┏━━
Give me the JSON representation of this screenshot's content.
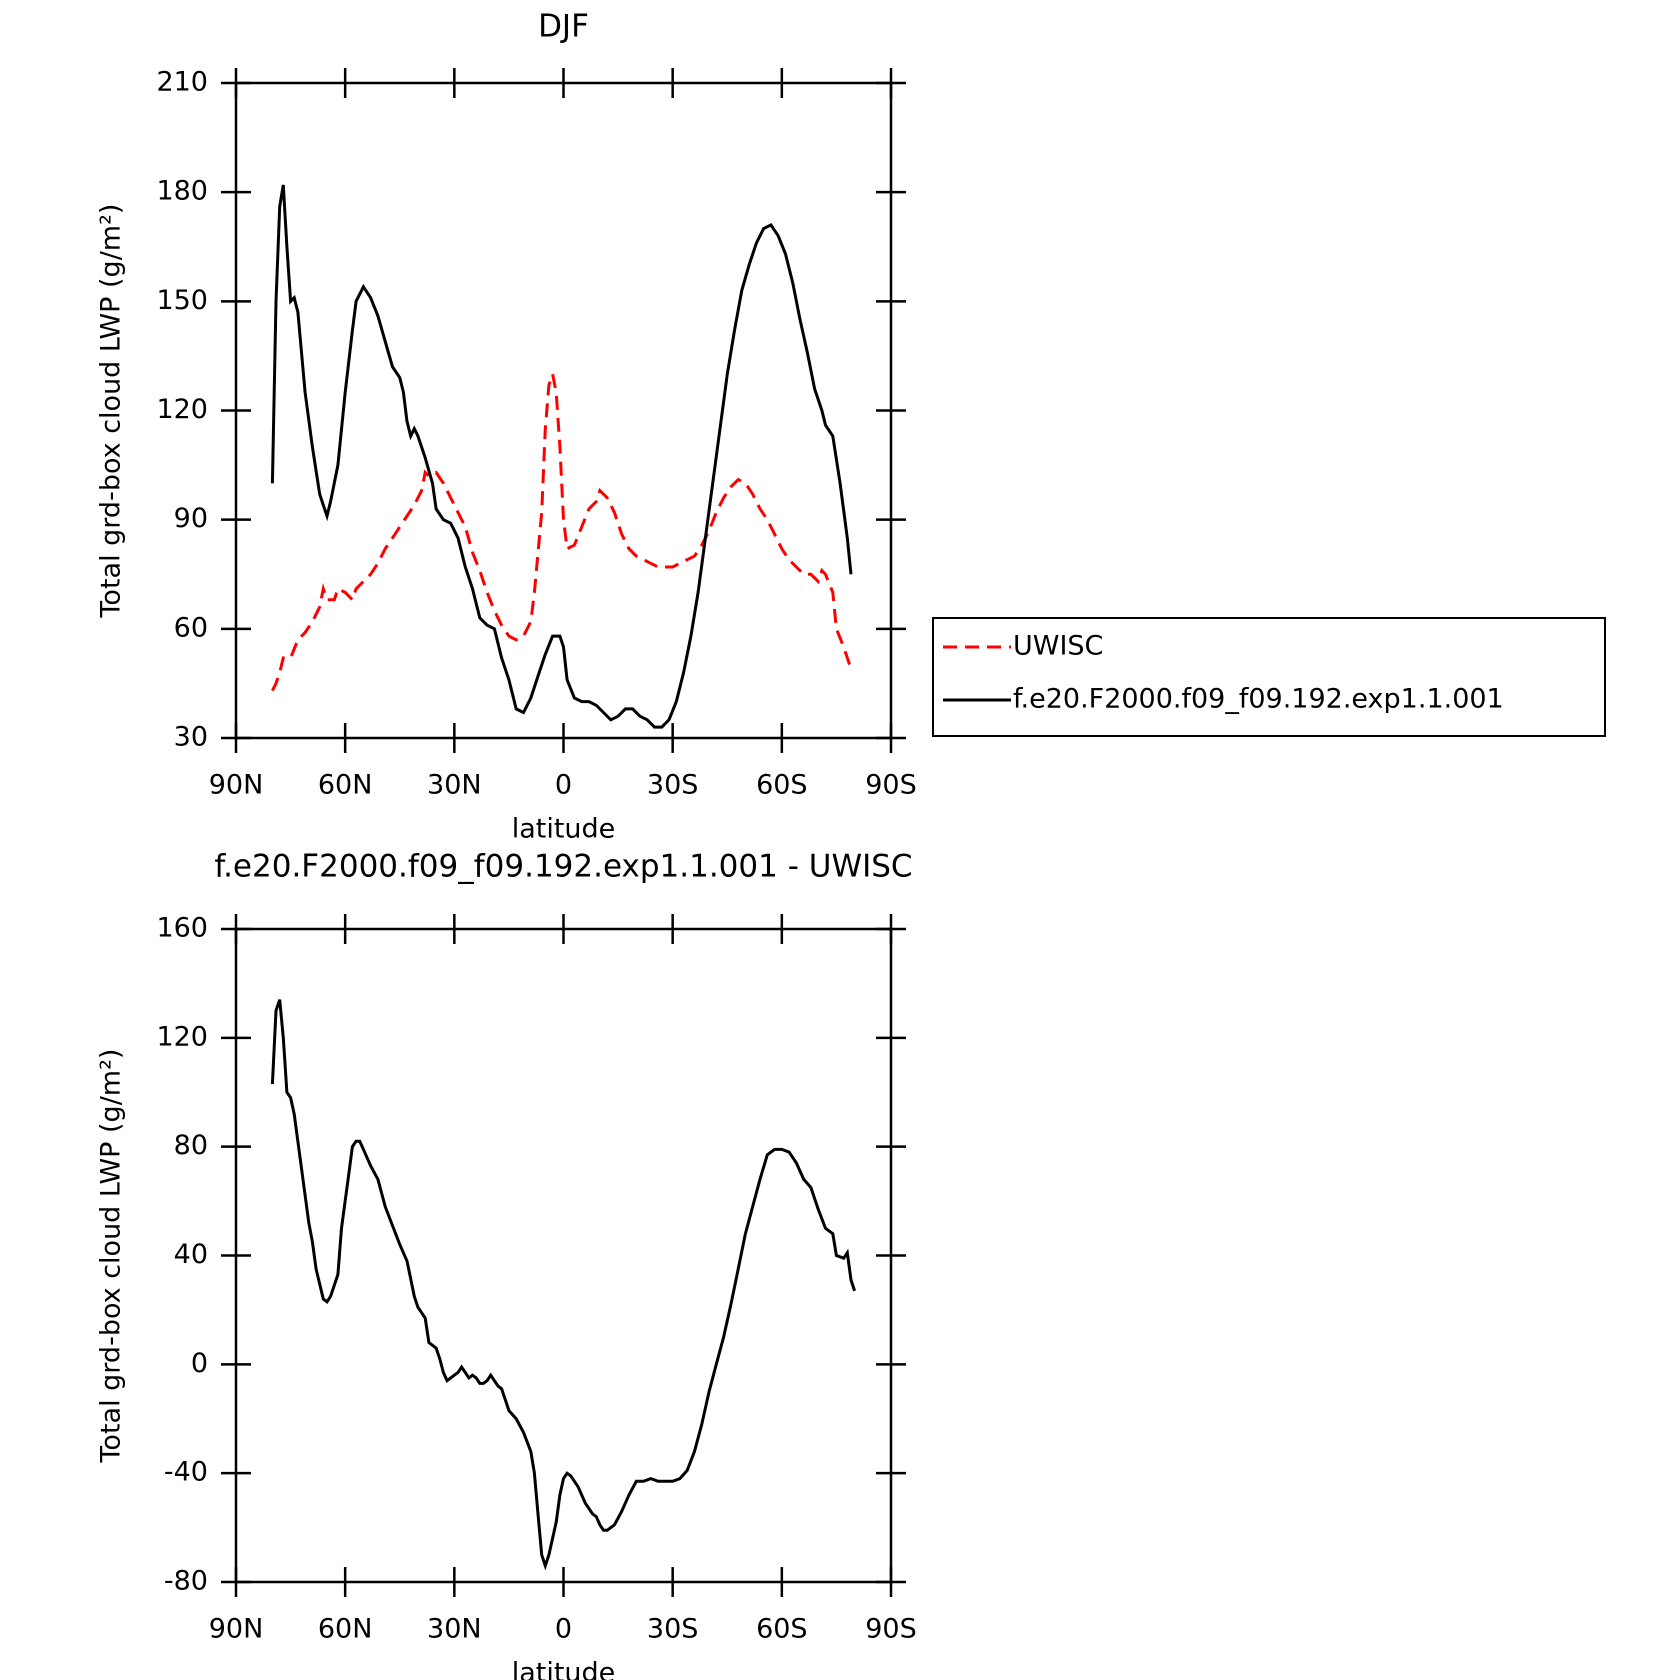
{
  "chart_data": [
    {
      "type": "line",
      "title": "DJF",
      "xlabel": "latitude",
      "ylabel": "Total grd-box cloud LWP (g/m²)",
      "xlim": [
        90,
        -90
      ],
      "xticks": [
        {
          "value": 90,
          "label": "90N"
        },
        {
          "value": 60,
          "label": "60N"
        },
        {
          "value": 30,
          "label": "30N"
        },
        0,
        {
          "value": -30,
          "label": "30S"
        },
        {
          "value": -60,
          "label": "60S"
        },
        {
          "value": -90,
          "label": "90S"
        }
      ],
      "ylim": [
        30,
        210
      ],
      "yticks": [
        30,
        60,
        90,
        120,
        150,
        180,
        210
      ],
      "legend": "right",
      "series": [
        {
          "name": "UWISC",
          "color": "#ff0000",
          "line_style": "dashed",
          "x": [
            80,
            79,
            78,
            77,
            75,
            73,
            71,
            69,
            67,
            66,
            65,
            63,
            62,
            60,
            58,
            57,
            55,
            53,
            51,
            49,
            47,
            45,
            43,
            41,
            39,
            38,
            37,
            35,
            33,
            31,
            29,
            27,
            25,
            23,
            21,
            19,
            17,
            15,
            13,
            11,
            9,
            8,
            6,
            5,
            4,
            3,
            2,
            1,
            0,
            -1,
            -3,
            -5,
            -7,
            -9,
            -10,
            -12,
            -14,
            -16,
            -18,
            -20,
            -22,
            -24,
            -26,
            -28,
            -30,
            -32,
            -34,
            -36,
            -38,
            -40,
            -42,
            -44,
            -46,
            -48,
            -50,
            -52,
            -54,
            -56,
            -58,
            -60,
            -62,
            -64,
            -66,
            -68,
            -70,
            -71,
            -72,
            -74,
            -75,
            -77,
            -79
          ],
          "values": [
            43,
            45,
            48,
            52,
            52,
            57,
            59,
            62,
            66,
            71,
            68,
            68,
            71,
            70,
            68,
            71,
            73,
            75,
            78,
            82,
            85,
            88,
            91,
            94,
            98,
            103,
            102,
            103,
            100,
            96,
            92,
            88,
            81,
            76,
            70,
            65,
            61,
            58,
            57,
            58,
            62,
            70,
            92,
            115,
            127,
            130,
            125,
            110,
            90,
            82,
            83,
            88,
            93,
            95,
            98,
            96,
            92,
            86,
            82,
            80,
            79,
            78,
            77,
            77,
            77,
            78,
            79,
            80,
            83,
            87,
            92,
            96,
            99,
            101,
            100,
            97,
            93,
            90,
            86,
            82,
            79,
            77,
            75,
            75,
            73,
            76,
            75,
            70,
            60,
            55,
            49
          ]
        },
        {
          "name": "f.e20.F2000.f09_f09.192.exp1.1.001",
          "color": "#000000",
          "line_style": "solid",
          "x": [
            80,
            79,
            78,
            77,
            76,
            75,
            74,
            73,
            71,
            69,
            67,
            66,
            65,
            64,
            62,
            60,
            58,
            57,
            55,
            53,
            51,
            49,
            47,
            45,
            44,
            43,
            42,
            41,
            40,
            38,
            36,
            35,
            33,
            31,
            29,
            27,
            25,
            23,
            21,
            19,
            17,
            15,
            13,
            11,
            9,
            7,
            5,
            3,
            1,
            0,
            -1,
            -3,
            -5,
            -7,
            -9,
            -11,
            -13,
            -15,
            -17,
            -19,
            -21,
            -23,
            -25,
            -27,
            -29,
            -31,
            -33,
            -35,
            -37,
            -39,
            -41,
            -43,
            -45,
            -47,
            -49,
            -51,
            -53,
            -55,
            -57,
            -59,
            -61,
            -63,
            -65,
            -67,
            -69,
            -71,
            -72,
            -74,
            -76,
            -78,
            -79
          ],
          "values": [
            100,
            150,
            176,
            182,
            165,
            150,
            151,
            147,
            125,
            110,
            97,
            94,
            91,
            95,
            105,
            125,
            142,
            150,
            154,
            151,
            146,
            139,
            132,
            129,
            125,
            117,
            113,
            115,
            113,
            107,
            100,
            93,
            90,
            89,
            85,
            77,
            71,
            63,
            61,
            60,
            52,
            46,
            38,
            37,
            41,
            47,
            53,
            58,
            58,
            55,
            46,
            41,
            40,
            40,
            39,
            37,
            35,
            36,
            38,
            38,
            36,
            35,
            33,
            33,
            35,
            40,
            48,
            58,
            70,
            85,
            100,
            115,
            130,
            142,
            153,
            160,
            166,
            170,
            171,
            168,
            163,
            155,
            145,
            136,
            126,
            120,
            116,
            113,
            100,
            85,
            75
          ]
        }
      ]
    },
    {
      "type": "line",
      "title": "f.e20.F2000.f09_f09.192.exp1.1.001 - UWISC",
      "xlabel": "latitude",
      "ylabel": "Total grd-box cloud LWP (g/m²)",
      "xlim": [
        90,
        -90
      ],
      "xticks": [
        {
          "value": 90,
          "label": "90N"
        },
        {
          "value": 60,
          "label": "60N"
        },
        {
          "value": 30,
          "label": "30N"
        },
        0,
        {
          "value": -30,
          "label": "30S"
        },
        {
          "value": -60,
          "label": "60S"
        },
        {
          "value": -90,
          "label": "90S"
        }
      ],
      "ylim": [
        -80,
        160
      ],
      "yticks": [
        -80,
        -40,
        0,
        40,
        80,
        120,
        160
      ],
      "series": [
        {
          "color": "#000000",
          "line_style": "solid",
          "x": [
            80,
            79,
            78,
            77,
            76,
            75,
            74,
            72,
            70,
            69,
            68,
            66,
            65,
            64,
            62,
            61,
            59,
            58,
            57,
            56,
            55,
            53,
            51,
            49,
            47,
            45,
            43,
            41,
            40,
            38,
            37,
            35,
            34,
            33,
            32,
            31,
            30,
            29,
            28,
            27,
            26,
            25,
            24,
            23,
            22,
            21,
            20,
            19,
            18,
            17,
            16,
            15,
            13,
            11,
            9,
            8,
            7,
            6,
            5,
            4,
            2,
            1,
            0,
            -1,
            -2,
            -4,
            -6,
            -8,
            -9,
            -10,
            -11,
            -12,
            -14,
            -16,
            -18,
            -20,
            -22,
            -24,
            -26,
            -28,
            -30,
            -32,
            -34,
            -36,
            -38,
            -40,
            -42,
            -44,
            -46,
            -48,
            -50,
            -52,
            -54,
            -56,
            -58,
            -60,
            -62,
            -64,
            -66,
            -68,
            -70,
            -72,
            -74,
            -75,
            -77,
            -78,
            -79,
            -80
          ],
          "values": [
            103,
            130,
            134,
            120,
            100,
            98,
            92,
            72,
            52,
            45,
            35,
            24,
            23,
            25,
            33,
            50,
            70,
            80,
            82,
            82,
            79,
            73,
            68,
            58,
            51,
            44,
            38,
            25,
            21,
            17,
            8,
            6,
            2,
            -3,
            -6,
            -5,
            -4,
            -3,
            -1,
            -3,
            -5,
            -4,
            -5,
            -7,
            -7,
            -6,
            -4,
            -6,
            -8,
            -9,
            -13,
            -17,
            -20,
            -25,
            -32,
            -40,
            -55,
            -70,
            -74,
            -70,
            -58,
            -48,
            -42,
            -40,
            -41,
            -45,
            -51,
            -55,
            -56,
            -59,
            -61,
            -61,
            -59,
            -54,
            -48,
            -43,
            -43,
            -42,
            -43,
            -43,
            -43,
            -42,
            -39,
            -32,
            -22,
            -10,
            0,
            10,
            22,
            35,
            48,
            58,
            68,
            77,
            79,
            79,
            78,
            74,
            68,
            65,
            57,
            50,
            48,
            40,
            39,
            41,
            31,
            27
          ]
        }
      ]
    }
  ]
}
┗━━
### To do
Word for word, quote the full listing, omitting every picture.

### Solved exercise
Give me the JSON representation of this screenshot's content.
{
  "chart_data": [
    {
      "type": "line",
      "title": "DJF",
      "xlabel": "latitude",
      "ylabel": "Total grd-box cloud LWP (g/m²)",
      "xlim": [
        90,
        -90
      ],
      "xticks": [
        {
          "value": 90,
          "label": "90N"
        },
        {
          "value": 60,
          "label": "60N"
        },
        {
          "value": 30,
          "label": "30N"
        },
        0,
        {
          "value": -30,
          "label": "30S"
        },
        {
          "value": -60,
          "label": "60S"
        },
        {
          "value": -90,
          "label": "90S"
        }
      ],
      "ylim": [
        30,
        210
      ],
      "yticks": [
        30,
        60,
        90,
        120,
        150,
        180,
        210
      ],
      "legend": "right",
      "series": [
        {
          "name": "UWISC",
          "color": "#ff0000",
          "line_style": "dashed",
          "x": [
            80,
            79,
            78,
            77,
            75,
            73,
            71,
            69,
            67,
            66,
            65,
            63,
            62,
            60,
            58,
            57,
            55,
            53,
            51,
            49,
            47,
            45,
            43,
            41,
            39,
            38,
            37,
            35,
            33,
            31,
            29,
            27,
            25,
            23,
            21,
            19,
            17,
            15,
            13,
            11,
            9,
            8,
            6,
            5,
            4,
            3,
            2,
            1,
            0,
            -1,
            -3,
            -5,
            -7,
            -9,
            -10,
            -12,
            -14,
            -16,
            -18,
            -20,
            -22,
            -24,
            -26,
            -28,
            -30,
            -32,
            -34,
            -36,
            -38,
            -40,
            -42,
            -44,
            -46,
            -48,
            -50,
            -52,
            -54,
            -56,
            -58,
            -60,
            -62,
            -64,
            -66,
            -68,
            -70,
            -71,
            -72,
            -74,
            -75,
            -77,
            -79
          ],
          "values": [
            43,
            45,
            48,
            52,
            52,
            57,
            59,
            62,
            66,
            71,
            68,
            68,
            71,
            70,
            68,
            71,
            73,
            75,
            78,
            82,
            85,
            88,
            91,
            94,
            98,
            103,
            102,
            103,
            100,
            96,
            92,
            88,
            81,
            76,
            70,
            65,
            61,
            58,
            57,
            58,
            62,
            70,
            92,
            115,
            127,
            130,
            125,
            110,
            90,
            82,
            83,
            88,
            93,
            95,
            98,
            96,
            92,
            86,
            82,
            80,
            79,
            78,
            77,
            77,
            77,
            78,
            79,
            80,
            83,
            87,
            92,
            96,
            99,
            101,
            100,
            97,
            93,
            90,
            86,
            82,
            79,
            77,
            75,
            75,
            73,
            76,
            75,
            70,
            60,
            55,
            49
          ]
        },
        {
          "name": "f.e20.F2000.f09_f09.192.exp1.1.001",
          "color": "#000000",
          "line_style": "solid",
          "x": [
            80,
            79,
            78,
            77,
            76,
            75,
            74,
            73,
            71,
            69,
            67,
            66,
            65,
            64,
            62,
            60,
            58,
            57,
            55,
            53,
            51,
            49,
            47,
            45,
            44,
            43,
            42,
            41,
            40,
            38,
            36,
            35,
            33,
            31,
            29,
            27,
            25,
            23,
            21,
            19,
            17,
            15,
            13,
            11,
            9,
            7,
            5,
            3,
            1,
            0,
            -1,
            -3,
            -5,
            -7,
            -9,
            -11,
            -13,
            -15,
            -17,
            -19,
            -21,
            -23,
            -25,
            -27,
            -29,
            -31,
            -33,
            -35,
            -37,
            -39,
            -41,
            -43,
            -45,
            -47,
            -49,
            -51,
            -53,
            -55,
            -57,
            -59,
            -61,
            -63,
            -65,
            -67,
            -69,
            -71,
            -72,
            -74,
            -76,
            -78,
            -79
          ],
          "values": [
            100,
            150,
            176,
            182,
            165,
            150,
            151,
            147,
            125,
            110,
            97,
            94,
            91,
            95,
            105,
            125,
            142,
            150,
            154,
            151,
            146,
            139,
            132,
            129,
            125,
            117,
            113,
            115,
            113,
            107,
            100,
            93,
            90,
            89,
            85,
            77,
            71,
            63,
            61,
            60,
            52,
            46,
            38,
            37,
            41,
            47,
            53,
            58,
            58,
            55,
            46,
            41,
            40,
            40,
            39,
            37,
            35,
            36,
            38,
            38,
            36,
            35,
            33,
            33,
            35,
            40,
            48,
            58,
            70,
            85,
            100,
            115,
            130,
            142,
            153,
            160,
            166,
            170,
            171,
            168,
            163,
            155,
            145,
            136,
            126,
            120,
            116,
            113,
            100,
            85,
            75
          ]
        }
      ]
    },
    {
      "type": "line",
      "title": "f.e20.F2000.f09_f09.192.exp1.1.001 - UWISC",
      "xlabel": "latitude",
      "ylabel": "Total grd-box cloud LWP (g/m²)",
      "xlim": [
        90,
        -90
      ],
      "xticks": [
        {
          "value": 90,
          "label": "90N"
        },
        {
          "value": 60,
          "label": "60N"
        },
        {
          "value": 30,
          "label": "30N"
        },
        0,
        {
          "value": -30,
          "label": "30S"
        },
        {
          "value": -60,
          "label": "60S"
        },
        {
          "value": -90,
          "label": "90S"
        }
      ],
      "ylim": [
        -80,
        160
      ],
      "yticks": [
        -80,
        -40,
        0,
        40,
        80,
        120,
        160
      ],
      "series": [
        {
          "color": "#000000",
          "line_style": "solid",
          "x": [
            80,
            79,
            78,
            77,
            76,
            75,
            74,
            72,
            70,
            69,
            68,
            66,
            65,
            64,
            62,
            61,
            59,
            58,
            57,
            56,
            55,
            53,
            51,
            49,
            47,
            45,
            43,
            41,
            40,
            38,
            37,
            35,
            34,
            33,
            32,
            31,
            30,
            29,
            28,
            27,
            26,
            25,
            24,
            23,
            22,
            21,
            20,
            19,
            18,
            17,
            16,
            15,
            13,
            11,
            9,
            8,
            7,
            6,
            5,
            4,
            2,
            1,
            0,
            -1,
            -2,
            -4,
            -6,
            -8,
            -9,
            -10,
            -11,
            -12,
            -14,
            -16,
            -18,
            -20,
            -22,
            -24,
            -26,
            -28,
            -30,
            -32,
            -34,
            -36,
            -38,
            -40,
            -42,
            -44,
            -46,
            -48,
            -50,
            -52,
            -54,
            -56,
            -58,
            -60,
            -62,
            -64,
            -66,
            -68,
            -70,
            -72,
            -74,
            -75,
            -77,
            -78,
            -79,
            -80
          ],
          "values": [
            103,
            130,
            134,
            120,
            100,
            98,
            92,
            72,
            52,
            45,
            35,
            24,
            23,
            25,
            33,
            50,
            70,
            80,
            82,
            82,
            79,
            73,
            68,
            58,
            51,
            44,
            38,
            25,
            21,
            17,
            8,
            6,
            2,
            -3,
            -6,
            -5,
            -4,
            -3,
            -1,
            -3,
            -5,
            -4,
            -5,
            -7,
            -7,
            -6,
            -4,
            -6,
            -8,
            -9,
            -13,
            -17,
            -20,
            -25,
            -32,
            -40,
            -55,
            -70,
            -74,
            -70,
            -58,
            -48,
            -42,
            -40,
            -41,
            -45,
            -51,
            -55,
            -56,
            -59,
            -61,
            -61,
            -59,
            -54,
            -48,
            -43,
            -43,
            -42,
            -43,
            -43,
            -43,
            -42,
            -39,
            -32,
            -22,
            -10,
            0,
            10,
            22,
            35,
            48,
            58,
            68,
            77,
            79,
            79,
            78,
            74,
            68,
            65,
            57,
            50,
            48,
            40,
            39,
            41,
            31,
            27
          ]
        }
      ]
    }
  ]
}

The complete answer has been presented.